[Records contained in a dataset]
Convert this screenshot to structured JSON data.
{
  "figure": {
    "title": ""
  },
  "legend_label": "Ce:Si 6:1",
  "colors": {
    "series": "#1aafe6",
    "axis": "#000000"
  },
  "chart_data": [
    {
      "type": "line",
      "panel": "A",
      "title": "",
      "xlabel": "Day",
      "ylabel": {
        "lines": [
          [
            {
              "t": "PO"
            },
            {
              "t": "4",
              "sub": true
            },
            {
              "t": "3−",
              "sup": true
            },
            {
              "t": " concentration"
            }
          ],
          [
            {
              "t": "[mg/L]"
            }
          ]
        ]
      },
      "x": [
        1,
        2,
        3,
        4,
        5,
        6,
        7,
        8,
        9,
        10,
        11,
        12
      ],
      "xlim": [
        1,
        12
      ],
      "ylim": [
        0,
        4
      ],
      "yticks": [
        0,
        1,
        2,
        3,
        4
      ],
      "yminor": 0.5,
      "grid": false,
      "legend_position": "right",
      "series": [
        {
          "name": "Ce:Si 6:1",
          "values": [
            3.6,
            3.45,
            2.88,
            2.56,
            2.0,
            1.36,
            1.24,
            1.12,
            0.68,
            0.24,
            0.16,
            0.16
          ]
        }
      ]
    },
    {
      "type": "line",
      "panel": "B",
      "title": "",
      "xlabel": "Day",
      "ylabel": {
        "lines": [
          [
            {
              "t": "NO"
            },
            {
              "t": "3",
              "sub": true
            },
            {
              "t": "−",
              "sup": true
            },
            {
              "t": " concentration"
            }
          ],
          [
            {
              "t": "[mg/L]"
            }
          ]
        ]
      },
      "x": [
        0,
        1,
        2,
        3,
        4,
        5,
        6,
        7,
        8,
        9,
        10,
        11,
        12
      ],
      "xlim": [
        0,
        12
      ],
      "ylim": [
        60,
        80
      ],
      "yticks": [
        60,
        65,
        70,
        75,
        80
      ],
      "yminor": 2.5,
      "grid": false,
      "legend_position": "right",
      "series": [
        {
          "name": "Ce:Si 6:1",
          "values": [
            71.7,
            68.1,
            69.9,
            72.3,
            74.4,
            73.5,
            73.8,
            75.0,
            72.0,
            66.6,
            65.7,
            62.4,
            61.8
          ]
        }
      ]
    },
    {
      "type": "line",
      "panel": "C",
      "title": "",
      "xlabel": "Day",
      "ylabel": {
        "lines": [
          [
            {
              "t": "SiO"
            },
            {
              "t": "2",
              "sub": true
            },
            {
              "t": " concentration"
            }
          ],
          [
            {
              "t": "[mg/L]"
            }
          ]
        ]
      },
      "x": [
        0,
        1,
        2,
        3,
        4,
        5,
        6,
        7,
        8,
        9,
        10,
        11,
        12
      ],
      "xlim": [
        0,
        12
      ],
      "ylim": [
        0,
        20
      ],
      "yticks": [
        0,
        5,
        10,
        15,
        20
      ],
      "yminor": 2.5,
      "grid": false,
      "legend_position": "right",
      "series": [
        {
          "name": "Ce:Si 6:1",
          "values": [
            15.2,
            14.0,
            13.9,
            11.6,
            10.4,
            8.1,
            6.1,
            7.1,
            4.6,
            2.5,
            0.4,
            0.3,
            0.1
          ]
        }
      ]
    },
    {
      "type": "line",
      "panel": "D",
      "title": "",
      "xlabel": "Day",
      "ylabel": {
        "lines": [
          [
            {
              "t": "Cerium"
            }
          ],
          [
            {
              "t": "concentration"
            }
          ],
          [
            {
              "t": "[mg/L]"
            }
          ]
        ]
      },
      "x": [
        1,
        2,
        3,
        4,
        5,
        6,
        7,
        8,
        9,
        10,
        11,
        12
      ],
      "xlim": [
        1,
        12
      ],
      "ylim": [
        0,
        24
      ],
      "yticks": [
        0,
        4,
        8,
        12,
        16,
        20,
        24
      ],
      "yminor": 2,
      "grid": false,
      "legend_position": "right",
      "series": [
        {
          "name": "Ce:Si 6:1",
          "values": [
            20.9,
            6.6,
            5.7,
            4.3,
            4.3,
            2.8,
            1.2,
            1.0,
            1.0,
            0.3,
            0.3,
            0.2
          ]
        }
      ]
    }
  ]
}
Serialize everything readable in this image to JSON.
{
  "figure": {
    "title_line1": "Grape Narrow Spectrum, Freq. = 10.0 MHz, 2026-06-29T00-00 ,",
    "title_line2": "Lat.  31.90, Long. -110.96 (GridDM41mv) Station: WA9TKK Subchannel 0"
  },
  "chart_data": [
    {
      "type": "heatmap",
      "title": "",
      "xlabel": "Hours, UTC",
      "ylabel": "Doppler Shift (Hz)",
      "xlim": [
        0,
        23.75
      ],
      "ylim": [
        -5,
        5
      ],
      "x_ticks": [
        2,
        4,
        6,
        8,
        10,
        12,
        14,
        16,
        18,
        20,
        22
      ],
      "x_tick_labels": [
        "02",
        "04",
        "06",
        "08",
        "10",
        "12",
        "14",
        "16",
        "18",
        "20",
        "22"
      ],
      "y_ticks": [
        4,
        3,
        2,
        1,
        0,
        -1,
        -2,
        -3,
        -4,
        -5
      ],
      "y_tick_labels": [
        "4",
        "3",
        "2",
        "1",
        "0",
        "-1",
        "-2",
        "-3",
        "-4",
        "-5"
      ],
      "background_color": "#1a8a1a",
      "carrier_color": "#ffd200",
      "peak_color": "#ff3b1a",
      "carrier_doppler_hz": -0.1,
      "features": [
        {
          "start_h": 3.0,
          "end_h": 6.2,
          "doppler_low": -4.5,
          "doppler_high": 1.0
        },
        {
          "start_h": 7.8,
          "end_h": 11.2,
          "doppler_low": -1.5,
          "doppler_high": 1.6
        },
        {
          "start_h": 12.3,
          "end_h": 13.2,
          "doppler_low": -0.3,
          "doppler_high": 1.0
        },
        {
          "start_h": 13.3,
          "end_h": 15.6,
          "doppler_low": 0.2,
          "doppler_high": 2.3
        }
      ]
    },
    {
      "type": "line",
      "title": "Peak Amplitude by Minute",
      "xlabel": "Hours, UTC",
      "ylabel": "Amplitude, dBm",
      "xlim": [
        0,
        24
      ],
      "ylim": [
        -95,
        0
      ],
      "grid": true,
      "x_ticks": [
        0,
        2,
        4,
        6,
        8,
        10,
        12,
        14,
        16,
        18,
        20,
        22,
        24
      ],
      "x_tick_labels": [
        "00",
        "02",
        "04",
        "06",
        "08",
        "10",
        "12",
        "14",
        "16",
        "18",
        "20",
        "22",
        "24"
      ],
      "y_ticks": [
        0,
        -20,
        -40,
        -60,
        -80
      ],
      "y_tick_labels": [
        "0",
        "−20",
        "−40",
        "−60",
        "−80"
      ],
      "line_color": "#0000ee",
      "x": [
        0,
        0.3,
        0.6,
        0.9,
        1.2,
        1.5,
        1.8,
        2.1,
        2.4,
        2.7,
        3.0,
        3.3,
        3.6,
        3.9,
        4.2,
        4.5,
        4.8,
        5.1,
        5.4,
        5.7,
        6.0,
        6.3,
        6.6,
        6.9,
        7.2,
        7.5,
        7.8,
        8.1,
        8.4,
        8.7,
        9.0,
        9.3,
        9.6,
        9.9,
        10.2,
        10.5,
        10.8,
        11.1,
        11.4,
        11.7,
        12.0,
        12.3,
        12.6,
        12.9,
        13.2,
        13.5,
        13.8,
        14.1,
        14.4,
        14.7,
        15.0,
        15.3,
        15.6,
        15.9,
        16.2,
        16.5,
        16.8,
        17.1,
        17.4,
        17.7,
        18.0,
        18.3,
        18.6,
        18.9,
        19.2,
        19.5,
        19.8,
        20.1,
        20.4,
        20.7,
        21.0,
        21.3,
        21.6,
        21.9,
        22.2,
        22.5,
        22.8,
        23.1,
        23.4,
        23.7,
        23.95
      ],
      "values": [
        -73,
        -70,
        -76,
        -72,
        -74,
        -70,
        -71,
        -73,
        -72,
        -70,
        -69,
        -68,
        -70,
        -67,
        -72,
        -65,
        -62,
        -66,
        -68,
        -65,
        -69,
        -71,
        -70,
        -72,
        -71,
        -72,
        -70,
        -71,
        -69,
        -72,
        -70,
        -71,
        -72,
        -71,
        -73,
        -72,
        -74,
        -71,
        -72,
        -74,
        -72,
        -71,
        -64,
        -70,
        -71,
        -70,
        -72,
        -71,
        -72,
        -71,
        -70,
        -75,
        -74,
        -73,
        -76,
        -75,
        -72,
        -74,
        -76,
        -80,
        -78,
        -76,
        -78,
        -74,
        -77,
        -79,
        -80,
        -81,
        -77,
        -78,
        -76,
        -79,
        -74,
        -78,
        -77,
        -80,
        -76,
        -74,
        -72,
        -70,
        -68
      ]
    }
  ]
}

▶ **What is expected**
Gather each line from the entries above that includes the word "yminor".

▶ **Task output**
      "yminor": 0.5,
      "yminor": 2.5,
      "yminor": 2.5,
      "yminor": 2,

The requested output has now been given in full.